TASK DETAILS: Every line below must be reproduced exactly. Copy them all.

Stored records
****************************************
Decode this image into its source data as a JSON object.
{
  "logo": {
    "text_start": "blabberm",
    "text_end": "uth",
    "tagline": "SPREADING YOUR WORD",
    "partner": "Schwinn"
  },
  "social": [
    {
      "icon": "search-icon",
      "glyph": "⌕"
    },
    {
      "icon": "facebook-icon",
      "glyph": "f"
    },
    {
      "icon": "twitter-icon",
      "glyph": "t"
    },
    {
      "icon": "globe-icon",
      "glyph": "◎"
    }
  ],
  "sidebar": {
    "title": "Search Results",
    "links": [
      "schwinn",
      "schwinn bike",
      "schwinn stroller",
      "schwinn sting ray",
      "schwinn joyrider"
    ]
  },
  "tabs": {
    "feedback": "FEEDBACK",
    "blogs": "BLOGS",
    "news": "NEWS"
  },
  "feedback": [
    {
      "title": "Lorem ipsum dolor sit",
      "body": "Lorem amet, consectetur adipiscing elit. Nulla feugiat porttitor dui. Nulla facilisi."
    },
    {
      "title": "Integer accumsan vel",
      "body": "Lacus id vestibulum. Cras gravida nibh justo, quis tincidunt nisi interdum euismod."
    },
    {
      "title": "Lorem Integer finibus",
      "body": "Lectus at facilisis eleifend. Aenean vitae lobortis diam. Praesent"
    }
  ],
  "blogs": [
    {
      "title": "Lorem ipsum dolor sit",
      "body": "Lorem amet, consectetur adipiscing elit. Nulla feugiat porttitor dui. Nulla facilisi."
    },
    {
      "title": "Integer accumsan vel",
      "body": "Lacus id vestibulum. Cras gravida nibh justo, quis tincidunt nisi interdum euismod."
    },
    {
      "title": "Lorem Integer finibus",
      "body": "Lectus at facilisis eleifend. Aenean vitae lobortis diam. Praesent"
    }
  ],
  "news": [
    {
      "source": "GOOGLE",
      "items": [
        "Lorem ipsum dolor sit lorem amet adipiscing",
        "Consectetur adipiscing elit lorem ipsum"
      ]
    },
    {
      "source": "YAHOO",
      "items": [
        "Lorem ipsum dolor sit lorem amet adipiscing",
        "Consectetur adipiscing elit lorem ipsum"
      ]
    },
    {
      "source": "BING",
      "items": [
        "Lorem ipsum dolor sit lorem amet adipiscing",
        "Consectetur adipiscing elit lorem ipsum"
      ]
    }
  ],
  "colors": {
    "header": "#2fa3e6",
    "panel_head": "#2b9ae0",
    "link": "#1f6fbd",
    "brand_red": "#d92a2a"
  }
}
****************************************
ANSWER FOR THE TASK:
Decode this image into its source data as a JSON object.
{
  "logo": {
    "text_start": "blabberm",
    "text_end": "uth",
    "tagline": "SPREADING YOUR WORD",
    "partner": "Schwinn"
  },
  "social": [
    {
      "icon": "search-icon",
      "glyph": "⌕"
    },
    {
      "icon": "facebook-icon",
      "glyph": "f"
    },
    {
      "icon": "twitter-icon",
      "glyph": "t"
    },
    {
      "icon": "globe-icon",
      "glyph": "◎"
    }
  ],
  "sidebar": {
    "title": "Search Results",
    "links": [
      "schwinn",
      "schwinn bike",
      "schwinn stroller",
      "schwinn sting ray",
      "schwinn joyrider"
    ]
  },
  "tabs": {
    "feedback": "FEEDBACK",
    "blogs": "BLOGS",
    "news": "NEWS"
  },
  "feedback": [
    {
      "title": "Lorem ipsum dolor sit",
      "body": "Lorem amet, consectetur adipiscing elit. Nulla feugiat porttitor dui. Nulla facilisi."
    },
    {
      "title": "Integer accumsan vel",
      "body": "Lacus id vestibulum. Cras gravida nibh justo, quis tincidunt nisi interdum euismod."
    },
    {
      "title": "Lorem Integer finibus",
      "body": "Lectus at facilisis eleifend. Aenean vitae lobortis diam. Praesent"
    }
  ],
  "blogs": [
    {
      "title": "Lorem ipsum dolor sit",
      "body": "Lorem amet, consectetur adipiscing elit. Nulla feugiat porttitor dui. Nulla facilisi."
    },
    {
      "title": "Integer accumsan vel",
      "body": "Lacus id vestibulum. Cras gravida nibh justo, quis tincidunt nisi interdum euismod."
    },
    {
      "title": "Lorem Integer finibus",
      "body": "Lectus at facilisis eleifend. Aenean vitae lobortis diam. Praesent"
    }
  ],
  "news": [
    {
      "source": "GOOGLE",
      "items": [
        "Lorem ipsum dolor sit lorem amet adipiscing",
        "Consectetur adipiscing elit lorem ipsum"
      ]
    },
    {
      "source": "YAHOO",
      "items": [
        "Lorem ipsum dolor sit lorem amet adipiscing",
        "Consectetur adipiscing elit lorem ipsum"
      ]
    },
    {
      "source": "BING",
      "items": [
        "Lorem ipsum dolor sit lorem amet adipiscing",
        "Consectetur adipiscing elit lorem ipsum"
      ]
    }
  ],
  "colors": {
    "header": "#2fa3e6",
    "panel_head": "#2b9ae0",
    "link": "#1f6fbd",
    "brand_red": "#d92a2a"
  }
}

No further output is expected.